((

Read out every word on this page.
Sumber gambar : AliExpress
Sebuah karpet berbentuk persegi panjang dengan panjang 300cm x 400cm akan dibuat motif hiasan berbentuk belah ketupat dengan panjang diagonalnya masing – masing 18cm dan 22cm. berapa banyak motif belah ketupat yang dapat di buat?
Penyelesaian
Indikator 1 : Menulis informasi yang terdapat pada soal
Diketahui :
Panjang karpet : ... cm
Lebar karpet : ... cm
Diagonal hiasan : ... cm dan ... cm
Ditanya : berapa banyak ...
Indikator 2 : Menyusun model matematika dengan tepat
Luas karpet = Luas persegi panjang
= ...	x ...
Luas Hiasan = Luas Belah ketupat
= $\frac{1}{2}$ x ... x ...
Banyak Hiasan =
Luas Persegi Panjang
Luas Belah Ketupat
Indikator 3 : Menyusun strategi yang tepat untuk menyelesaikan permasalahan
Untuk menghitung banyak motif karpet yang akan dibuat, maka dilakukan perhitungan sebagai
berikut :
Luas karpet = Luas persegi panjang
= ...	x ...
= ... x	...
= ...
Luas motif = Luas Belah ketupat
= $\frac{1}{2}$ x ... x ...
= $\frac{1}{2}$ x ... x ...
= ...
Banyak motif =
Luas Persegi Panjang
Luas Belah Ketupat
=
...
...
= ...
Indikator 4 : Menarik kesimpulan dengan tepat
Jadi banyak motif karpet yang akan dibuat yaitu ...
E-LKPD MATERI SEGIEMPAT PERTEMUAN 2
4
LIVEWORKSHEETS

))
((

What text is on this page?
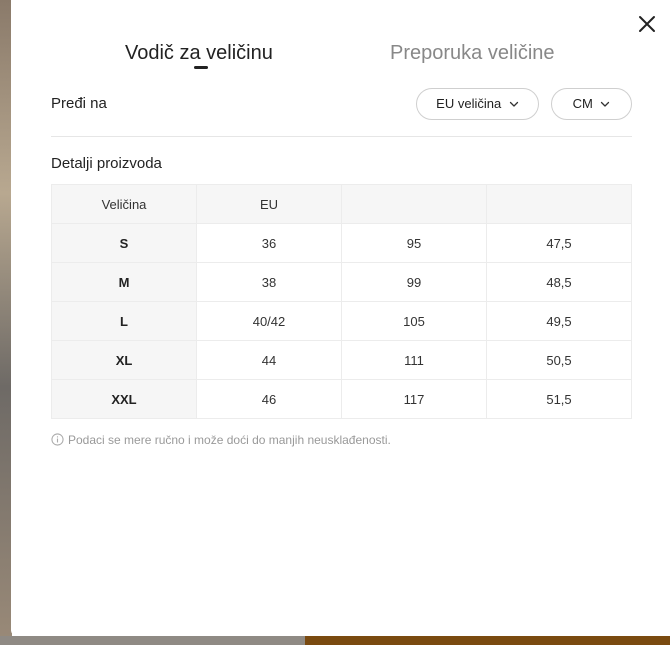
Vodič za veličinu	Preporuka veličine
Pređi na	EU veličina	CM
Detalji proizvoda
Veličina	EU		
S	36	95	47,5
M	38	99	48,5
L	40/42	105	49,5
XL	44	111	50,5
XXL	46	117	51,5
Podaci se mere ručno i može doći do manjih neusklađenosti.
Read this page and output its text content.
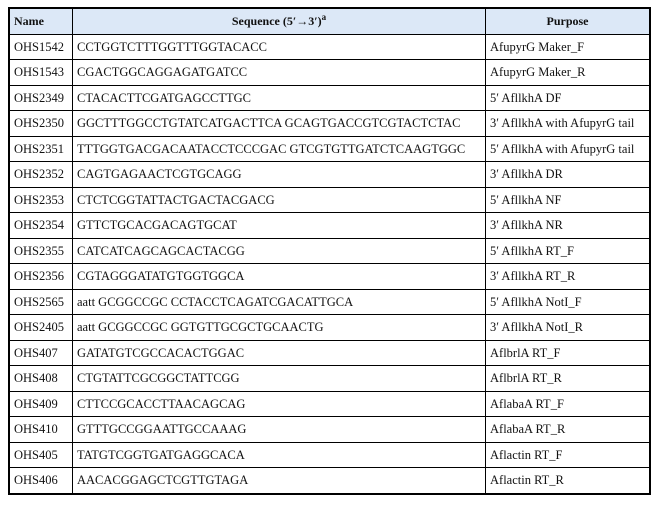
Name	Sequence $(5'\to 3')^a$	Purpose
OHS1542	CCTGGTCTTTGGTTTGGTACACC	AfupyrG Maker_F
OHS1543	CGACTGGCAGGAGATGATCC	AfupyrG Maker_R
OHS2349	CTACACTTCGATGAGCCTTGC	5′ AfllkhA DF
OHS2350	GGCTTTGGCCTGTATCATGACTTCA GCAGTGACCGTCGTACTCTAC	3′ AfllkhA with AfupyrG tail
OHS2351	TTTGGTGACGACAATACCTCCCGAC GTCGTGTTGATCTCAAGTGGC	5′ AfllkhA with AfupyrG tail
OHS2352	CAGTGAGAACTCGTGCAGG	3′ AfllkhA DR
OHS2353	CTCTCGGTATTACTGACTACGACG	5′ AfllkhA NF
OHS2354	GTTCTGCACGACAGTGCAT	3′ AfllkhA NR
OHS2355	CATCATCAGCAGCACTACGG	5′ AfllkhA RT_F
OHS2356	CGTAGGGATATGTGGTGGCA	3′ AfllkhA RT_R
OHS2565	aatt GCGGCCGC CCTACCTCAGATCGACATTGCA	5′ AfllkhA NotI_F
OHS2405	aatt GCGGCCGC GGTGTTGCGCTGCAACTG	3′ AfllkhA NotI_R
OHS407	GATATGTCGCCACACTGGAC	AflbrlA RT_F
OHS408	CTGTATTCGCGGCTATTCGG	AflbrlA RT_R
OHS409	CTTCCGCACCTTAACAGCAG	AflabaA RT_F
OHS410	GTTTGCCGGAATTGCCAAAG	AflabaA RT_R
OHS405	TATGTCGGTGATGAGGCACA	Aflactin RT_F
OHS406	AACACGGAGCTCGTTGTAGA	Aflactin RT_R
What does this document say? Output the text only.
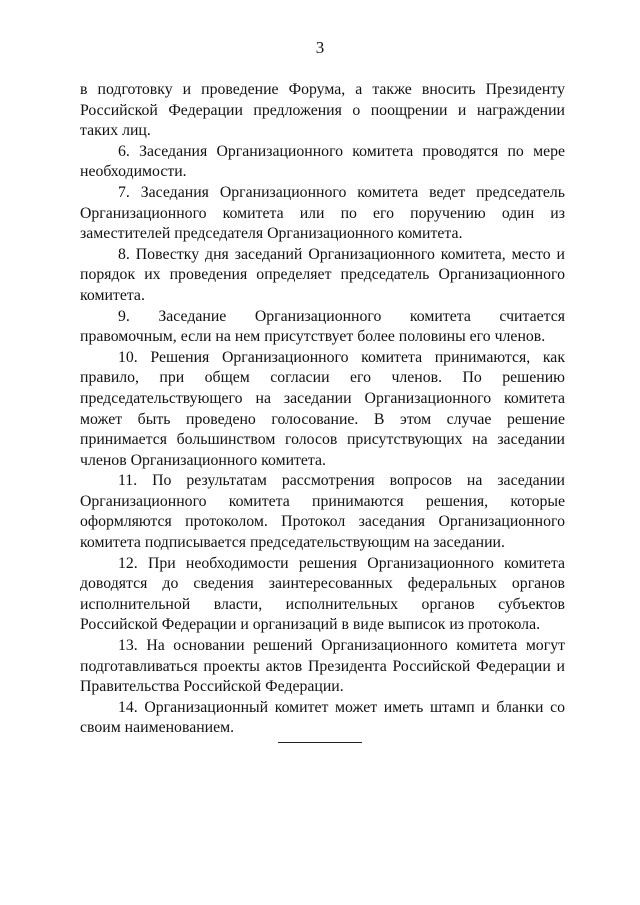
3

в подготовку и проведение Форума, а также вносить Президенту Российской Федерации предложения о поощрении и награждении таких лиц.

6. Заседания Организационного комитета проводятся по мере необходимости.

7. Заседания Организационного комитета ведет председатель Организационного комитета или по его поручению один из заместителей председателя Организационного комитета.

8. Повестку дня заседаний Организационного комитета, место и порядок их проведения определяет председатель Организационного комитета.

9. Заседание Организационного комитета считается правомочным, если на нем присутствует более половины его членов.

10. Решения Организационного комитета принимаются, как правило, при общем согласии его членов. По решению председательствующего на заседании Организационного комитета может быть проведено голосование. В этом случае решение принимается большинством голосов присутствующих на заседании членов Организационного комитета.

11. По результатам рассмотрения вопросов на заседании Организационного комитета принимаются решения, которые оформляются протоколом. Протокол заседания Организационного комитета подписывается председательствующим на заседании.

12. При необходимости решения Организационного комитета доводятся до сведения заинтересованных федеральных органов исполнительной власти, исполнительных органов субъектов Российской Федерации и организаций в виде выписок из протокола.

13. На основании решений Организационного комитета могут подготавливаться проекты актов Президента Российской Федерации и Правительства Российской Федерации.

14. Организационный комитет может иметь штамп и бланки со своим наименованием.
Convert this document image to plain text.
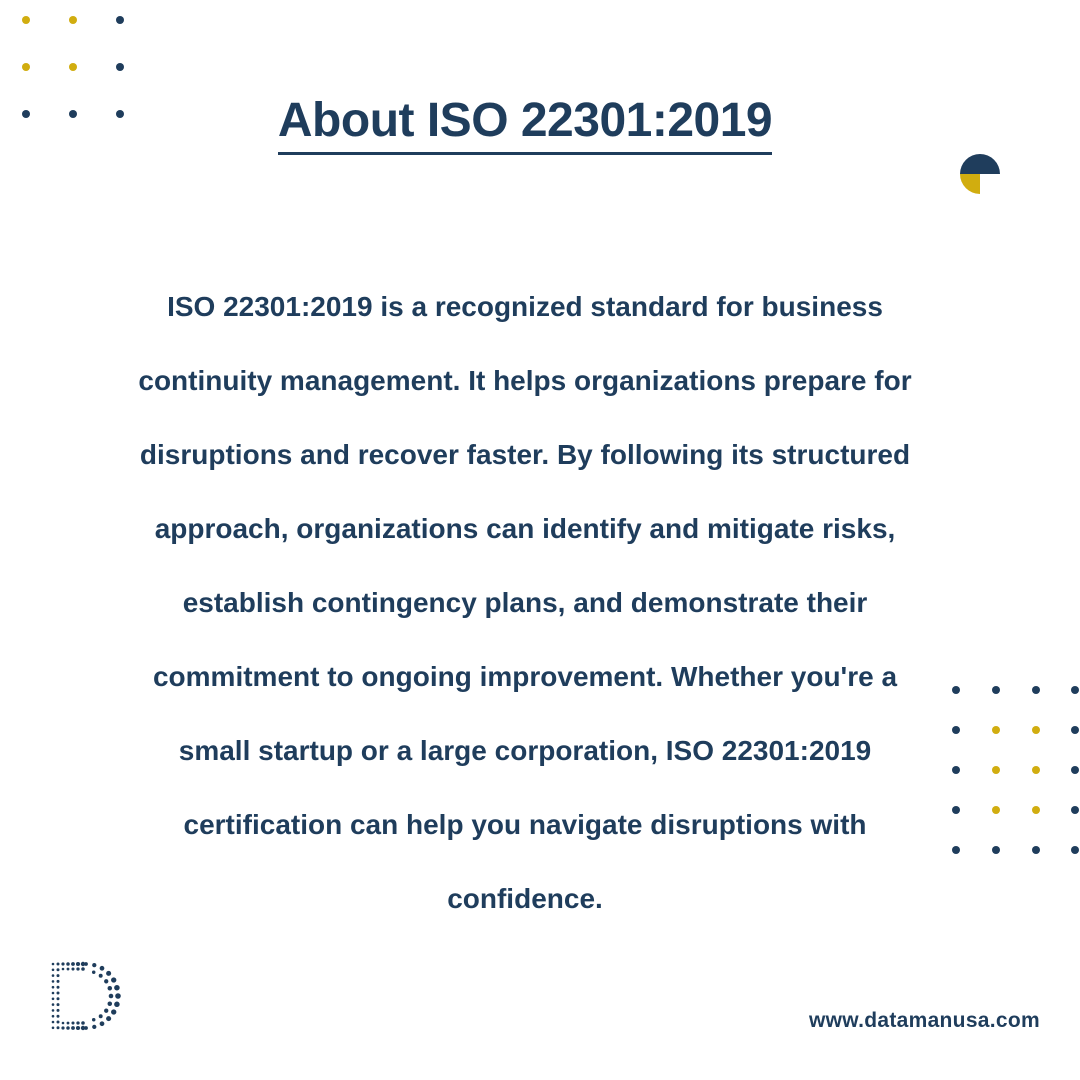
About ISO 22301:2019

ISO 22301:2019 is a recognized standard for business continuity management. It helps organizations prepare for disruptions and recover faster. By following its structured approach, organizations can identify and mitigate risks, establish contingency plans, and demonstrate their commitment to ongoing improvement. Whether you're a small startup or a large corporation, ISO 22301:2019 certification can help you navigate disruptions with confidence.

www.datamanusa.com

))
((

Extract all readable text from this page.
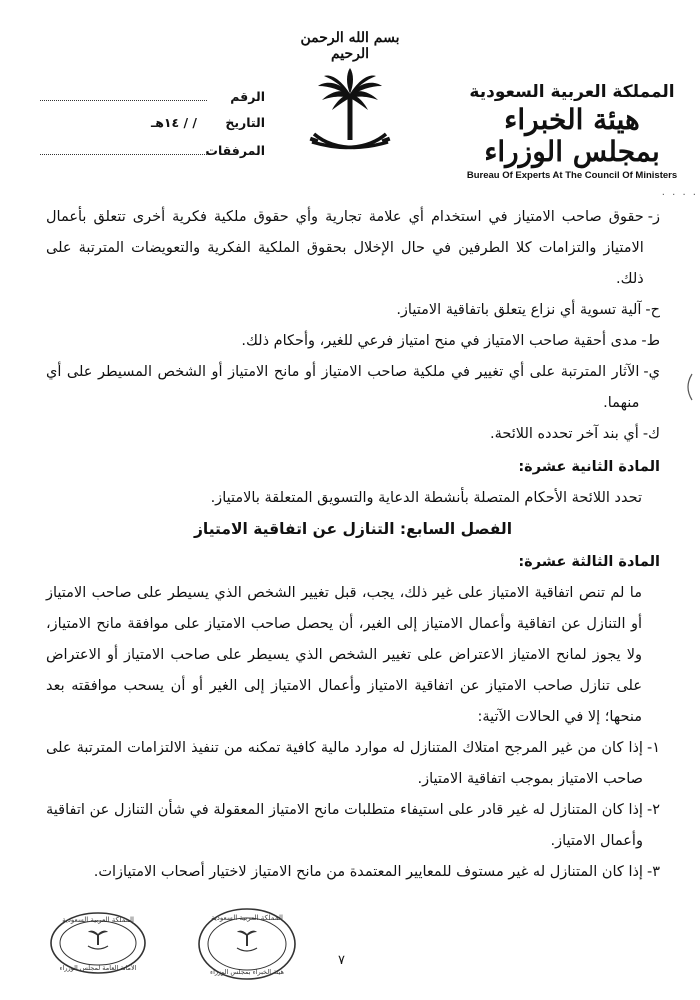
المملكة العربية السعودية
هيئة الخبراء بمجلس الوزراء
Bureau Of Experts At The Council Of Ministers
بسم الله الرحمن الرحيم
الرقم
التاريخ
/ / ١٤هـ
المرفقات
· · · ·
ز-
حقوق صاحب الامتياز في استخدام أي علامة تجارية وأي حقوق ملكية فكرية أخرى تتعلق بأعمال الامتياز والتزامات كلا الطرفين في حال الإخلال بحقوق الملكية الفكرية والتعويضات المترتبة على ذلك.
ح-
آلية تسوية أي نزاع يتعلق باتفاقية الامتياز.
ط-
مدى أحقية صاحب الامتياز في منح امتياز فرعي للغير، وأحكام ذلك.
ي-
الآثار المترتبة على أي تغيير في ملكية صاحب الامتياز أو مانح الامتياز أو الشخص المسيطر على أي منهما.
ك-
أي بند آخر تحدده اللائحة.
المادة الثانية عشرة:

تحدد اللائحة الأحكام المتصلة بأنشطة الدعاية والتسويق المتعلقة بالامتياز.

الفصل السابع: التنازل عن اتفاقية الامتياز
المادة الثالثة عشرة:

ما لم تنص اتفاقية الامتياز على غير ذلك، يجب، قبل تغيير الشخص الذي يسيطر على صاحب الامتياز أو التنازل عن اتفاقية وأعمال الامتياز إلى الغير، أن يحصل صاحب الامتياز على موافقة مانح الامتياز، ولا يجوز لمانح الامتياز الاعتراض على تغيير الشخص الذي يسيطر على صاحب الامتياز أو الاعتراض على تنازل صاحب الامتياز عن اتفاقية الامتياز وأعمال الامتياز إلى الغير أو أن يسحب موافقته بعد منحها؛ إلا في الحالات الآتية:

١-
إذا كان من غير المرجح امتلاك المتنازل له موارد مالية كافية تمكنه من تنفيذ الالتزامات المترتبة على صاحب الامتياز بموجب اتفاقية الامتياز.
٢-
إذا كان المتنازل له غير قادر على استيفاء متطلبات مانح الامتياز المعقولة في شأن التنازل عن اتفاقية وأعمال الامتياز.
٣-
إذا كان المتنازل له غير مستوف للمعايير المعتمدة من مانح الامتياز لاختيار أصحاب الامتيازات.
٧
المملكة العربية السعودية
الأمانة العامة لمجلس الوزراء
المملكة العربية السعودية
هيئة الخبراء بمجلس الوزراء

))

- [Exercise directions]: What count of lines in the listing contain the word "Indikator"? Reply with the number only.

- [Output for this exercise]: 4